> _Aim_
Pictures stay out of your copy, but everything else in the records below must be repeated exactly.

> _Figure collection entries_
------------

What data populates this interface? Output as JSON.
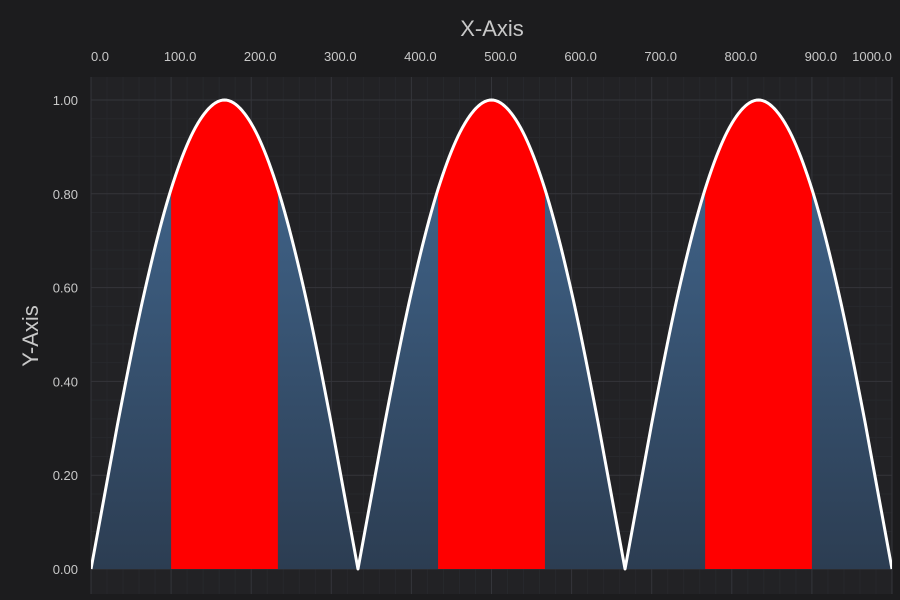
{
  "chart_data": {
    "type": "area",
    "xlabel": "X-Axis",
    "ylabel": "Y-Axis",
    "xlim": [
      0,
      1000
    ],
    "ylim": [
      0,
      1
    ],
    "x_ticks": [
      "0.0",
      "100.0",
      "200.0",
      "300.0",
      "400.0",
      "500.0",
      "600.0",
      "700.0",
      "800.0",
      "900.0",
      "1000.0"
    ],
    "y_ticks": [
      "0.00",
      "0.20",
      "0.40",
      "0.60",
      "0.80",
      "1.00"
    ],
    "x_axis_position": "top",
    "grid": true,
    "threshold": 0.8,
    "series": [
      {
        "x": [
          0,
          33.3,
          66.7,
          100,
          133.3,
          166.7,
          200,
          233.3,
          266.7,
          300,
          333.3,
          366.7,
          400,
          433.3,
          466.7,
          500,
          533.3,
          566.7,
          600,
          633.3,
          666.7,
          700,
          733.3,
          766.7,
          800,
          833.3,
          866.7,
          900,
          933.3,
          966.7,
          1000
        ],
        "values": [
          0,
          0.31,
          0.59,
          0.81,
          0.95,
          1.0,
          0.95,
          0.81,
          0.59,
          0.31,
          0,
          0.31,
          0.59,
          0.81,
          0.95,
          1.0,
          0.95,
          0.81,
          0.59,
          0.31,
          0,
          0.31,
          0.59,
          0.81,
          0.95,
          1.0,
          0.95,
          0.81,
          0.59,
          0.31,
          0
        ]
      }
    ],
    "colors": {
      "background": "#1c1c1e",
      "plot_background": "#222225",
      "line": "#ffffff",
      "fill_top": "#436a93",
      "fill_bottom": "#2c3d52",
      "threshold_fill": "#ff0000",
      "text": "#c8c8c8",
      "title_text": "#c8c8c8"
    }
  }
}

------------

> _Response_
What data populates this interface? Output as JSON.
{
  "chart_data": {
    "type": "area",
    "xlabel": "X-Axis",
    "ylabel": "Y-Axis",
    "xlim": [
      0,
      1000
    ],
    "ylim": [
      0,
      1
    ],
    "x_ticks": [
      "0.0",
      "100.0",
      "200.0",
      "300.0",
      "400.0",
      "500.0",
      "600.0",
      "700.0",
      "800.0",
      "900.0",
      "1000.0"
    ],
    "y_ticks": [
      "0.00",
      "0.20",
      "0.40",
      "0.60",
      "0.80",
      "1.00"
    ],
    "x_axis_position": "top",
    "grid": true,
    "threshold": 0.8,
    "series": [
      {
        "x": [
          0,
          33.3,
          66.7,
          100,
          133.3,
          166.7,
          200,
          233.3,
          266.7,
          300,
          333.3,
          366.7,
          400,
          433.3,
          466.7,
          500,
          533.3,
          566.7,
          600,
          633.3,
          666.7,
          700,
          733.3,
          766.7,
          800,
          833.3,
          866.7,
          900,
          933.3,
          966.7,
          1000
        ],
        "values": [
          0,
          0.31,
          0.59,
          0.81,
          0.95,
          1.0,
          0.95,
          0.81,
          0.59,
          0.31,
          0,
          0.31,
          0.59,
          0.81,
          0.95,
          1.0,
          0.95,
          0.81,
          0.59,
          0.31,
          0,
          0.31,
          0.59,
          0.81,
          0.95,
          1.0,
          0.95,
          0.81,
          0.59,
          0.31,
          0
        ]
      }
    ],
    "colors": {
      "background": "#1c1c1e",
      "plot_background": "#222225",
      "line": "#ffffff",
      "fill_top": "#436a93",
      "fill_bottom": "#2c3d52",
      "threshold_fill": "#ff0000",
      "text": "#c8c8c8",
      "title_text": "#c8c8c8"
    }
  }
}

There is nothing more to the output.